╭──

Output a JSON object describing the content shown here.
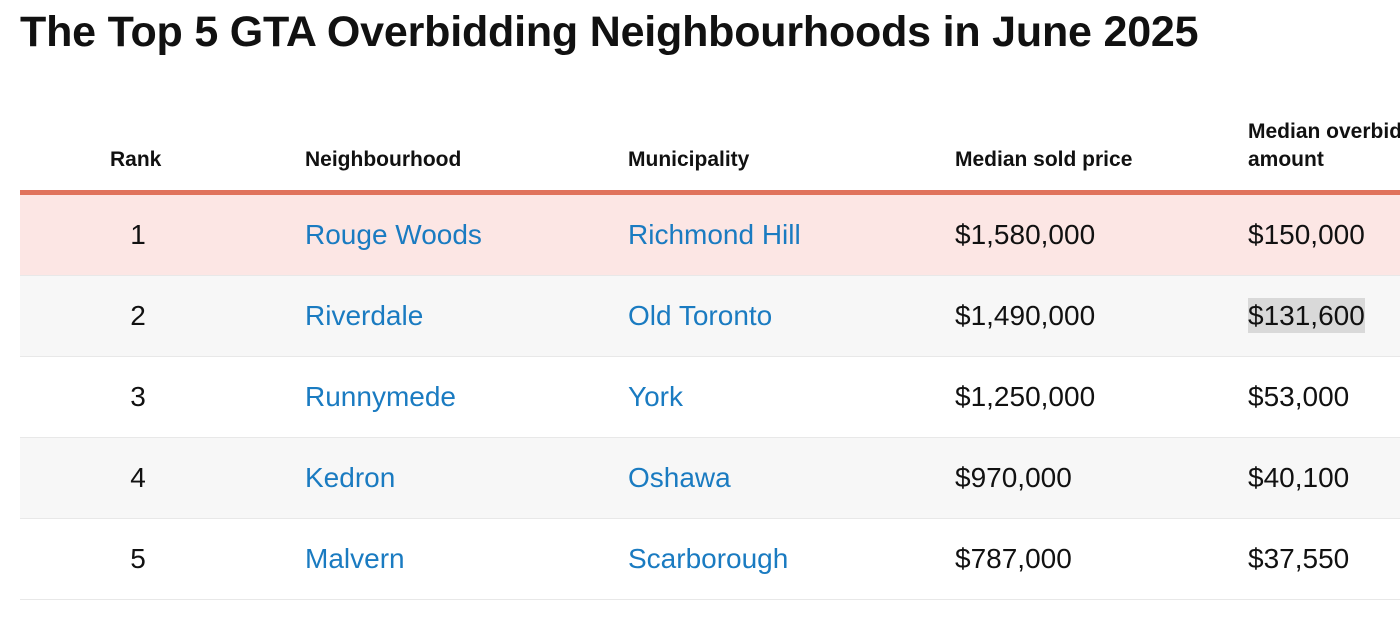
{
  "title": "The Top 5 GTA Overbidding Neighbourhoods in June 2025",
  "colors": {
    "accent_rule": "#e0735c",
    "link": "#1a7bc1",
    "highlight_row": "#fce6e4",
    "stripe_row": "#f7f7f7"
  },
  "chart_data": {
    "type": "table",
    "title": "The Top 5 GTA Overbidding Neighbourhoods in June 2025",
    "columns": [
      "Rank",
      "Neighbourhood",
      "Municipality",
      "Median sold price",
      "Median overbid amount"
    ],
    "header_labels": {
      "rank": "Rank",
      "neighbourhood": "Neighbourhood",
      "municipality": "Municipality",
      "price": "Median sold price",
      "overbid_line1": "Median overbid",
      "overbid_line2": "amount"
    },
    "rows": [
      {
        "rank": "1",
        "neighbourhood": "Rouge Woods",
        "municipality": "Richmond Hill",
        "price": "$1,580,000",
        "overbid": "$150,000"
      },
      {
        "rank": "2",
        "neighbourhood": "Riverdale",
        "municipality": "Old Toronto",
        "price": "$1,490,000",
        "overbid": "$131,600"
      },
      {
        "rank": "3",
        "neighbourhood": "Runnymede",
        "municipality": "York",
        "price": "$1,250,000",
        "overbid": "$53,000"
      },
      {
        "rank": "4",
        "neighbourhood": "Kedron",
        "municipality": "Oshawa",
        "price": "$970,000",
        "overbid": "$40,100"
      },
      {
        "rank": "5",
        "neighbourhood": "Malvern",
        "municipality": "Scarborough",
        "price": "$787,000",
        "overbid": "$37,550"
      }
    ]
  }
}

╰──
╭──

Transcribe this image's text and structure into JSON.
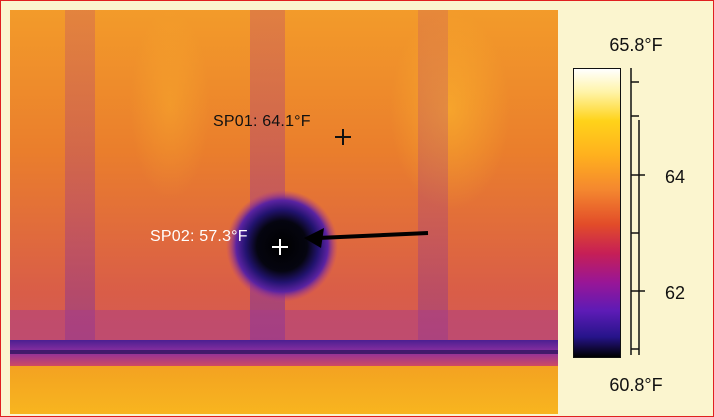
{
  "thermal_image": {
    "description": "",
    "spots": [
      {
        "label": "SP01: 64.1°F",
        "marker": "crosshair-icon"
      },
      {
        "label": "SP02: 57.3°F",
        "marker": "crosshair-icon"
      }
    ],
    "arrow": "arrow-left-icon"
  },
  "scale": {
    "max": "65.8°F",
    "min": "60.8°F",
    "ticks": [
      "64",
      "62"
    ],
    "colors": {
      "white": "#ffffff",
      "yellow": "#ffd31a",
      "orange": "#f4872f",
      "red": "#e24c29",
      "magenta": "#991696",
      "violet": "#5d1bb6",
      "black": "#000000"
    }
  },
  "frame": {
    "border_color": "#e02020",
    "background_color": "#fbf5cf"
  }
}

╰──

(Objective) Only lines with the string "Median" belong in your answer; copy each one.

(Task solution)
      "Median sold price",
      "Median overbid amount"
      "price": "Median sold price",
      "overbid_line1": "Median overbid",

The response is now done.